EXCERPT —
>> Begin

Why do ML models need Fine-tuning?
As mentioned earlier, Machine Learning models are as good as the dataset they are trained on. In production use cases we might not have enough labeled data to train a model from scratch. In that case we use transfer learning to fine tune a pre-trained model on our relatively small dataset. In most practical use cases, we start with a pre-trained model which might be trained on a big open source dataset like ImageNet for image classification or COCO for object detection. In our use case we can use a model which is trained on PASCAL VOC 2012 which is a pretty standard segmentation dataset and fine tune our model on our Fighter Jet Dataset.
Go to Papers With Code and look for the latest State of the Art Machine Learning Model for Semantic Segmentation task. Pick the top 3 model architectures and fine tune the models on your dataset and compare the results and pick the best one. Once we have selected our model architecture and fine tuned our model we can go ahead and deploy our model to production.
Fantastic Edge Cases and Where to Find Them
Edge cases are those very rare conditions that occur when a very specific set of conditions are met. For example, an ice cream truck driving towards a self-driving car while sunlight is shining directly into the car’s camera can be considered an edge case. We should try to collect as much data as possible to eliminate these edge cases before deploying our model in production. Companies like Tesla use computer simulations to artificially generate data for such use cases and use that to augment their dataset. But there is no sure-shot way of finding all the edge cases and collecting data to eliminate them. This is where Human in the Loop Machine Learning shines.

>> End

[Records from a collection]
>> Begin

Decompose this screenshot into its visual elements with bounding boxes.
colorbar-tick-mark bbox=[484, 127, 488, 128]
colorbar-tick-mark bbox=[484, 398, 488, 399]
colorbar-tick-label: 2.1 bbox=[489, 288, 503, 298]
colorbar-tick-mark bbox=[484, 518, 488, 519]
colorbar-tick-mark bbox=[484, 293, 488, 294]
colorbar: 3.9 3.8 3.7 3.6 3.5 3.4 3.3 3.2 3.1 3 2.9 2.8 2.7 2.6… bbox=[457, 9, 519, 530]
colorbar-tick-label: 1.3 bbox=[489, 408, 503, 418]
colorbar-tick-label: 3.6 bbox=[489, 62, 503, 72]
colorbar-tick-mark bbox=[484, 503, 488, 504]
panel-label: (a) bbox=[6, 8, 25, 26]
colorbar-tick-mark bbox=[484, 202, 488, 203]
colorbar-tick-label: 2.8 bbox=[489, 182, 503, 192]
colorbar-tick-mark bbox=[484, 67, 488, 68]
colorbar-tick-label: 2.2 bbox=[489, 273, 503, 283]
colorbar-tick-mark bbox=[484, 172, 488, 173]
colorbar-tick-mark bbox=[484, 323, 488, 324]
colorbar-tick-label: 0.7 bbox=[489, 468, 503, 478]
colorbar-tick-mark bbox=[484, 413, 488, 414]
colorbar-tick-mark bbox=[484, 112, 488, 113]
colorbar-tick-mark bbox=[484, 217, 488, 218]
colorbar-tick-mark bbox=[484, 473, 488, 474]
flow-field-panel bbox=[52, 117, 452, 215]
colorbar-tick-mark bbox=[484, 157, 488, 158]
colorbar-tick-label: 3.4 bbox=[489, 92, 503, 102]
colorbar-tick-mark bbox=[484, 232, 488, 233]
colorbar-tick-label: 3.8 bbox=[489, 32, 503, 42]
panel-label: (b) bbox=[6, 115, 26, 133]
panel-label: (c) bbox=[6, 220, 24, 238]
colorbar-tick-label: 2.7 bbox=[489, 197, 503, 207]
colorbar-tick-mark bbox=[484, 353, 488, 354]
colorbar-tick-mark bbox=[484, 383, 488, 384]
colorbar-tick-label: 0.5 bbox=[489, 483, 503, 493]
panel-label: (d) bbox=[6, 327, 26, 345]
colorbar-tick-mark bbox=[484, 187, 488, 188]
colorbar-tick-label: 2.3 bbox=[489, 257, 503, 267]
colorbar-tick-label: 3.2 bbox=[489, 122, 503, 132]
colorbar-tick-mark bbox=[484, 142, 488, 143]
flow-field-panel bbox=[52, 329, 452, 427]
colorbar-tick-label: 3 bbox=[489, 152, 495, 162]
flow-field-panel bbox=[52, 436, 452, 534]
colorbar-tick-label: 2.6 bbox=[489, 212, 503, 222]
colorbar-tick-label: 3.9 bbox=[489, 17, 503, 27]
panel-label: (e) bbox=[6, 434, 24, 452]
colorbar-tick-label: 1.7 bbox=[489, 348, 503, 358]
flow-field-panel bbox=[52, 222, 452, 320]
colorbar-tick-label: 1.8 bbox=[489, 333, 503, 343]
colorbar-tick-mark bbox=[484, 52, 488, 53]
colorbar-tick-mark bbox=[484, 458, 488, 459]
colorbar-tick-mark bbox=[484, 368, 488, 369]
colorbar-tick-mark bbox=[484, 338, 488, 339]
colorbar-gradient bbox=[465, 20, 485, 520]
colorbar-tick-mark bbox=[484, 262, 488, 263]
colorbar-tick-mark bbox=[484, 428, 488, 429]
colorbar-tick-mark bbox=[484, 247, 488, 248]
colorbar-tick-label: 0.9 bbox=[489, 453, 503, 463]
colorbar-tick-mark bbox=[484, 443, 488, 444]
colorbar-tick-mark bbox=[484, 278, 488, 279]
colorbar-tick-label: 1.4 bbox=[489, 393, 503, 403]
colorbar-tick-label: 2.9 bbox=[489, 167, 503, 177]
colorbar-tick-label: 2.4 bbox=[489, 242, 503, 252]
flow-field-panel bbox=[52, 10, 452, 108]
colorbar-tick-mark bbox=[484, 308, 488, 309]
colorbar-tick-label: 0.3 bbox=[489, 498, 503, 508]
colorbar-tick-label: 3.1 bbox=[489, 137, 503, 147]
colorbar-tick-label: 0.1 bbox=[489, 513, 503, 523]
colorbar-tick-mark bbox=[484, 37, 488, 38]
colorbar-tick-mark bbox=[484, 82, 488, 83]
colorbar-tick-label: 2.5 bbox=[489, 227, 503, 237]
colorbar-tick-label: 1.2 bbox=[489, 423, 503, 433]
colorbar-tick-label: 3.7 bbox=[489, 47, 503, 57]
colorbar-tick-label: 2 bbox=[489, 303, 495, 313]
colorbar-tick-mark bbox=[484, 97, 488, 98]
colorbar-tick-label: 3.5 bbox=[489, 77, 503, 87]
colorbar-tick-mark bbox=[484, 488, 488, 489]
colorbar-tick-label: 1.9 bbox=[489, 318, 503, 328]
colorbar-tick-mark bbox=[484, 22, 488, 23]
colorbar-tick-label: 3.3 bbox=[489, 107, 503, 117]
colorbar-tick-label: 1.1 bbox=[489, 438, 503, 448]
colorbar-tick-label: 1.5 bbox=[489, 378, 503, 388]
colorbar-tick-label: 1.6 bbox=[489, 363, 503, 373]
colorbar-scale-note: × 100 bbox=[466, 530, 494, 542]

>> End

PROBLEMS AND TASKS —
a – According to the excerpt on fine-tuning, which pre-trained model could be fine-tuned on the Fighter Jet Dataset?
b – Set down the listing's lines verbatim, from its first line through the line containing "colorbar-tick-label: 2.3 bbox=[489, 257, 503, 267]", with both of those lines included.

WORKED SOLUTIONS —
a – A model trained on PASCAL VOC 2012.

b –
Decompose this screenshot into its visual elements with bounding boxes.
colorbar-tick-mark bbox=[484, 127, 488, 128]
colorbar-tick-mark bbox=[484, 398, 488, 399]
colorbar-tick-label: 2.1 bbox=[489, 288, 503, 298]
colorbar-tick-mark bbox=[484, 518, 488, 519]
colorbar-tick-mark bbox=[484, 293, 488, 294]
colorbar: 3.9 3.8 3.7 3.6 3.5 3.4 3.3 3.2 3.1 3 2.9 2.8 2.7 2.6… bbox=[457, 9, 519, 530]
colorbar-tick-label: 1.3 bbox=[489, 408, 503, 418]
colorbar-tick-label: 3.6 bbox=[489, 62, 503, 72]
colorbar-tick-mark bbox=[484, 503, 488, 504]
panel-label: (a) bbox=[6, 8, 25, 26]
colorbar-tick-mark bbox=[484, 202, 488, 203]
colorbar-tick-label: 2.8 bbox=[489, 182, 503, 192]
colorbar-tick-mark bbox=[484, 67, 488, 68]
colorbar-tick-label: 2.2 bbox=[489, 273, 503, 283]
colorbar-tick-mark bbox=[484, 172, 488, 173]
colorbar-tick-mark bbox=[484, 323, 488, 324]
colorbar-tick-label: 0.7 bbox=[489, 468, 503, 478]
colorbar-tick-mark bbox=[484, 413, 488, 414]
colorbar-tick-mark bbox=[484, 112, 488, 113]
colorbar-tick-mark bbox=[484, 217, 488, 218]
colorbar-tick-mark bbox=[484, 473, 488, 474]
flow-field-panel bbox=[52, 117, 452, 215]
colorbar-tick-mark bbox=[484, 157, 488, 158]
colorbar-tick-label: 3.4 bbox=[489, 92, 503, 102]
colorbar-tick-mark bbox=[484, 232, 488, 233]
colorbar-tick-label: 3.8 bbox=[489, 32, 503, 42]
panel-label: (b) bbox=[6, 115, 26, 133]
panel-label: (c) bbox=[6, 220, 24, 238]
colorbar-tick-label: 2.7 bbox=[489, 197, 503, 207]
colorbar-tick-mark bbox=[484, 353, 488, 354]
colorbar-tick-mark bbox=[484, 383, 488, 384]
colorbar-tick-label: 0.5 bbox=[489, 483, 503, 493]
panel-label: (d) bbox=[6, 327, 26, 345]
colorbar-tick-mark bbox=[484, 187, 488, 188]
colorbar-tick-label: 2.3 bbox=[489, 257, 503, 267]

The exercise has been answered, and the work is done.